(Excerpt from a dataset)
---

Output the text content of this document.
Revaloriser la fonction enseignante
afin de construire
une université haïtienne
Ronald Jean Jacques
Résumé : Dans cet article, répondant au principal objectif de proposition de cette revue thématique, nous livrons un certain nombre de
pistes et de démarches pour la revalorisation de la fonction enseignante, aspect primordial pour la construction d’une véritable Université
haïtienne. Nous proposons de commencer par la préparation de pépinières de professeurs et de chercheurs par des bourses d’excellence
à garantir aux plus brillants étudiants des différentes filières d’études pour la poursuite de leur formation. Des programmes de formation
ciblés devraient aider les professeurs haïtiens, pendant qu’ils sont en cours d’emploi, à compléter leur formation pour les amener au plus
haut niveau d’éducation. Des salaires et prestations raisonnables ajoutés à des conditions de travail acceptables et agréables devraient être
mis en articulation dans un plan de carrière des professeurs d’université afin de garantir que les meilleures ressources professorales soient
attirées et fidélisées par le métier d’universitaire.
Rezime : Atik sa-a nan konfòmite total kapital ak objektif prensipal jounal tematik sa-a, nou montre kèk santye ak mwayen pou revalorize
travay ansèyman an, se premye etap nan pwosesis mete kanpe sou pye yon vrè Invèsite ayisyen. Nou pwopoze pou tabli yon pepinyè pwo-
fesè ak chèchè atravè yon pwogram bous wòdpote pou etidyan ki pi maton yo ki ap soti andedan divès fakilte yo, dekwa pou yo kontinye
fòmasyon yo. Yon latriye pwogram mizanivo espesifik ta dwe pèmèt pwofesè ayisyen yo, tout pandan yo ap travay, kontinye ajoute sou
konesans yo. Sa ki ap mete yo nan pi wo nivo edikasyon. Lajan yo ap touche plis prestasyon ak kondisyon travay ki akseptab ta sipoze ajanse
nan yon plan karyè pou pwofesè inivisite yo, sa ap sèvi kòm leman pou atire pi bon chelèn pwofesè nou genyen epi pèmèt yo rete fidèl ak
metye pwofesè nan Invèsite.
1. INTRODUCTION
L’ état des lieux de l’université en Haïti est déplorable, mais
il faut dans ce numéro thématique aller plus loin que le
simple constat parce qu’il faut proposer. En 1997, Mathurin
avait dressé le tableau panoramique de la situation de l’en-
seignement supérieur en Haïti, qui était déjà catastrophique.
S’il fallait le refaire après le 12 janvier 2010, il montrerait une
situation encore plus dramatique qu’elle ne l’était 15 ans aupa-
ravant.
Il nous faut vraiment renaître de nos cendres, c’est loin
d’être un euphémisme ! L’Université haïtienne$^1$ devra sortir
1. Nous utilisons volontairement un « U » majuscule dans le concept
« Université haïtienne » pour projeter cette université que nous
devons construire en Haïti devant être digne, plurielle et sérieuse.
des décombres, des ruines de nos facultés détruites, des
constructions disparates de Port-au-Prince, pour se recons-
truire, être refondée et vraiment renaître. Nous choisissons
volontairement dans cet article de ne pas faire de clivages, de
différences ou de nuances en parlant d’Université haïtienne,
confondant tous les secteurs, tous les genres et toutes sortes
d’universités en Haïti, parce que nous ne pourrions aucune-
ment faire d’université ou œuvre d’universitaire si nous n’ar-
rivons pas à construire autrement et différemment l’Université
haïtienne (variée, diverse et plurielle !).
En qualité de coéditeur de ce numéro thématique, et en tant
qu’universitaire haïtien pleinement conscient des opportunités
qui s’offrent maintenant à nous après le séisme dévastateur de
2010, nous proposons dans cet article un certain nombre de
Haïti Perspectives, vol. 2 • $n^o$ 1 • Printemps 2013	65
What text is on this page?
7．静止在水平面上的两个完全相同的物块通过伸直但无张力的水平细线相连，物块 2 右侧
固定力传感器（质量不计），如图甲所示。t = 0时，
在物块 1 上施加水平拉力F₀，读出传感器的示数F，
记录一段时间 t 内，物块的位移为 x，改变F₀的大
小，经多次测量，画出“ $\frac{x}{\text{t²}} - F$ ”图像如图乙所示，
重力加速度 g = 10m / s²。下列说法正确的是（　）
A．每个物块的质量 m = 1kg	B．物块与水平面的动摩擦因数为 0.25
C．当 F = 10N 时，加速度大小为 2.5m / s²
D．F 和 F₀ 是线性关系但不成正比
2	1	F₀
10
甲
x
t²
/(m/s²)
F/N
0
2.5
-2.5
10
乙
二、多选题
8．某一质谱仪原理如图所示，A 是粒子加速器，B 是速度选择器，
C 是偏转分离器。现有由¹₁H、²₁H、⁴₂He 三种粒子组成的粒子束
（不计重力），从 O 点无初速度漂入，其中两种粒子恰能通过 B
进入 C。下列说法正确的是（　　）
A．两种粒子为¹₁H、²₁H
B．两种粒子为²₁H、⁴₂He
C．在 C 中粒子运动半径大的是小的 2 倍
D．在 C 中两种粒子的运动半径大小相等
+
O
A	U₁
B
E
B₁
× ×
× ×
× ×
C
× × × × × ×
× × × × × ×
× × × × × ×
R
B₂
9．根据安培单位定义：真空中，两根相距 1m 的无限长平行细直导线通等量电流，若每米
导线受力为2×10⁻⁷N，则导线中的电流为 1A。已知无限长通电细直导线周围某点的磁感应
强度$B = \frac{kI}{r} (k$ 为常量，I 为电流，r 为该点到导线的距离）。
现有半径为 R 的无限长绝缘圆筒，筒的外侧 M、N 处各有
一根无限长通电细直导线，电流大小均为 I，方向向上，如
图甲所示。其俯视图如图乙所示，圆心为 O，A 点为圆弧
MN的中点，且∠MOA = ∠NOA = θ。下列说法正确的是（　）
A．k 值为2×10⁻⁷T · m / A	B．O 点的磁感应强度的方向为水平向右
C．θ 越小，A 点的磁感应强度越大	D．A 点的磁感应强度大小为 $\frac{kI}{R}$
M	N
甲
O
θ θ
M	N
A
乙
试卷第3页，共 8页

---

# The task
Give only the count of lines in the data that include the string "article".

# Answer to this problem
3